_FRAGMENTO DEL DOCUMENTO:_
+ + + + + + +

La primera generación de gringos nacidos en México
—Un desmadre, un desmadre.
—¿Por qué, maestro?
—La música bien, pero el ambiente… Mira, no estamos capacitados para eso.
Gerardo, asistente al festival.
Grupos reaccionarios del gobierno y de la prensa —las revistas Avance, Impacto— clamaban por un castigo ejemplar a los organizadores, ya que en el festival se había ofendido —mentían— a la bandera mexicana al estampar en ella el logo de amor y paz que distinguía al movimiento hippie y porque eso había sido —difamaban— una bacanal de ruido infernal, drogas, sexo y hasta muerte. Ese fue el comienzo de una larga noche que duró casi quince años, una absurda época de prohibiciones, represión y estigmas a todo lo que oliera a rock en vivo, sobre todo nacional.
Pero no solamente la derecha en el poder reaccionaba contra el rock y la contracultura. El prominente escritor Carlos Monsiváis también había abominado de la exaltada juventud de greñas largas y colgajos hippies que colmó Avándaro. En una carta desde Londres dirigida al dibujante Abel Quezada el escritor se quejaba de la reciente y violenta represión de los estudiantes a manos de los Halcones el 10 de junio: «Y me volví a aterrar —quizás en forma más implacable— con las fotos del pseudo “Woodstock». 150 mil gentes, las mismas que no protestaron por el 10 de junio, enloquecidas porque se sentían gringos.

+ + + + + + +

_CONJUNTO DE DATOS:_

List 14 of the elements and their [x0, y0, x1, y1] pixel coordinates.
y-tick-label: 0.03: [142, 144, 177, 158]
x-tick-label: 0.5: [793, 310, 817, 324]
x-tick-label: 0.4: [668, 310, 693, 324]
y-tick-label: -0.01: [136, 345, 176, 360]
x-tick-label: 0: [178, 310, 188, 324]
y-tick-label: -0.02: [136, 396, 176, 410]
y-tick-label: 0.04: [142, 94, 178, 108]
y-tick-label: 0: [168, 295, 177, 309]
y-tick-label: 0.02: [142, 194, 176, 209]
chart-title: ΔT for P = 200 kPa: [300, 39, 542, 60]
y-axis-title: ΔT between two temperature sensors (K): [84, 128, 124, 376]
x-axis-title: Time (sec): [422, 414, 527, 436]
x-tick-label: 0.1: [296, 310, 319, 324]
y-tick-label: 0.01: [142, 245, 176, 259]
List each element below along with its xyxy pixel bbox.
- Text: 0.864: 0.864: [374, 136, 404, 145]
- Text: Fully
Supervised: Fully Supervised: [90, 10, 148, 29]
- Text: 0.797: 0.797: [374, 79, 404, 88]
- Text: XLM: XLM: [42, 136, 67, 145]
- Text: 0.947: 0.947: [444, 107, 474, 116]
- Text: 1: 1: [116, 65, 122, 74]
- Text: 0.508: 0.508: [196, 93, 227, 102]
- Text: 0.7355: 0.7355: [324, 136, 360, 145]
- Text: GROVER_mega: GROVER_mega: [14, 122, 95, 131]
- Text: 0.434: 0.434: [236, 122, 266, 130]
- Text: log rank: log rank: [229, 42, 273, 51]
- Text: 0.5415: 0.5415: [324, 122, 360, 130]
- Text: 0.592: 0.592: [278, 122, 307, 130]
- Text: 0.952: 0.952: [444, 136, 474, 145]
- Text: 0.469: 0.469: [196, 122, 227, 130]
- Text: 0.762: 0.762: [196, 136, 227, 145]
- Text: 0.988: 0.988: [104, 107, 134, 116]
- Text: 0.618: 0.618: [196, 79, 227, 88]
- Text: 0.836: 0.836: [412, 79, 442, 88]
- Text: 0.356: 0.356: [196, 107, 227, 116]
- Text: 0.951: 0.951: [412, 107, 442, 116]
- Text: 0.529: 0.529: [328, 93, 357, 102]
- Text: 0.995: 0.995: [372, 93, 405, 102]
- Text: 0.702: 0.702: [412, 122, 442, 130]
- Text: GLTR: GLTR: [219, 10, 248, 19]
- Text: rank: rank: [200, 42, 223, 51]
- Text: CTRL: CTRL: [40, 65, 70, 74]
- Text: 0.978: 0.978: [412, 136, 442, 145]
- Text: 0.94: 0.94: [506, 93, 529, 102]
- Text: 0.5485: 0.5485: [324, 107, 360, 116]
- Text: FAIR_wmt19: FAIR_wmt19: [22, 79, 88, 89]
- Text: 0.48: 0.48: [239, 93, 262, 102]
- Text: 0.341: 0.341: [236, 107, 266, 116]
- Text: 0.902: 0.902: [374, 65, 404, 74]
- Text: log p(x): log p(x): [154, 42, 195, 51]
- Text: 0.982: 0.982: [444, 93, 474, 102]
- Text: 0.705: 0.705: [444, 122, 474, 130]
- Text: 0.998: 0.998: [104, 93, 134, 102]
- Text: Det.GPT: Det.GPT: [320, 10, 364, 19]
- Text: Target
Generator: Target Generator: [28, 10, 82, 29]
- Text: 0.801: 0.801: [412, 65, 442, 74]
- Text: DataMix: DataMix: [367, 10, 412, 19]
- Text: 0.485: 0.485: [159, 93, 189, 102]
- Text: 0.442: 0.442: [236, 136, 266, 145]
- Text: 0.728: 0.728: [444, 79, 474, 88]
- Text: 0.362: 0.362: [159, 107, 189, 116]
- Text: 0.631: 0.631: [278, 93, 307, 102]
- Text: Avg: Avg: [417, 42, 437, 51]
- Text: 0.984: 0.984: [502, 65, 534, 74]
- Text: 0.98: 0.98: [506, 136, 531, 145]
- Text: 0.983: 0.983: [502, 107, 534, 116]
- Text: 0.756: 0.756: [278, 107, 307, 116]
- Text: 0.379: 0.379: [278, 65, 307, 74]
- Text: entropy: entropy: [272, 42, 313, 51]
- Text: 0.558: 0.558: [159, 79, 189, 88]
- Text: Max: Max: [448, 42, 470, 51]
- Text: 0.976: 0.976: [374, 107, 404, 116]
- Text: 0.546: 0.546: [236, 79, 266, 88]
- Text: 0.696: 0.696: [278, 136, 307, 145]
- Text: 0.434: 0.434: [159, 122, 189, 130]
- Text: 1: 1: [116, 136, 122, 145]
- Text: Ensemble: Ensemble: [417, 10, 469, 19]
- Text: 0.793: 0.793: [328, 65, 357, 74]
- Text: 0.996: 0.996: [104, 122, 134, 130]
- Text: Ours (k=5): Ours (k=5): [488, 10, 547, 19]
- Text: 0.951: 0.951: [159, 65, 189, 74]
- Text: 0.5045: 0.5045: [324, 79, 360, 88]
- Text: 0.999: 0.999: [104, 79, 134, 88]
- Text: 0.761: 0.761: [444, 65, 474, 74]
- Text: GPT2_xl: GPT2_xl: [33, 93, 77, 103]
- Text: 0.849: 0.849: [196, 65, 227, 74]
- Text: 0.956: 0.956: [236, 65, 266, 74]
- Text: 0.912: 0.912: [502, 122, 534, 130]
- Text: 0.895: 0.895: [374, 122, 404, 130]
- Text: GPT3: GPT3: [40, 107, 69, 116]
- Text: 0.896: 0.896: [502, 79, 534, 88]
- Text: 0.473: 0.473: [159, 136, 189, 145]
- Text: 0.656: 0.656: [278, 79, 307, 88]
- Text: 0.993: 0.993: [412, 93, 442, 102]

+ + + + + + +

_PREGUNTAS:_
• A. Indica si cada afirmación concuerda con el fragmento sobre el festival de Avándaro. Responde sí o no y cita textualmente las palabras que lo deciden. (i) Los grupos reaccionarios exigían un castigo ejemplar para los organizadores. (ii) La época de prohibiciones contra el rock duró más de veinte años. (iii) Monsiváis escribió su carta a Abel Quezada desde París.
• B. Devuelve sin cambios el pasaje del fragmento sobre el festival de Avándaro. Empieza en las palabras "Grupos reaccionarios del" y detente después de "sobre todo nacional.".

_RESPUESTAS POR TAREA:_
• A.
(i) Sí: "clamaban por un castigo ejemplar a los organizadores".
(ii) No: "una larga noche que duró casi quince años".
(iii) No: "En una carta desde Londres dirigida al dibujante Abel Quezada".

• B.
Grupos reaccionarios del gobierno y de la prensa —las revistas Avance, Impacto— clamaban por un castigo ejemplar a los organizadores, ya que en el festival se había ofendido —mentían— a la bandera mexicana al estampar en ella el logo de amor y paz que distinguía al movimiento hippie y porque eso había sido —difamaban— una bacanal de ruido infernal, drogas, sexo y hasta muerte. Ese fue el comienzo de una larga noche que duró casi quince años, una absurda época de prohibiciones, represión y estigmas a todo lo que oliera a rock en vivo, sobre todo nacional.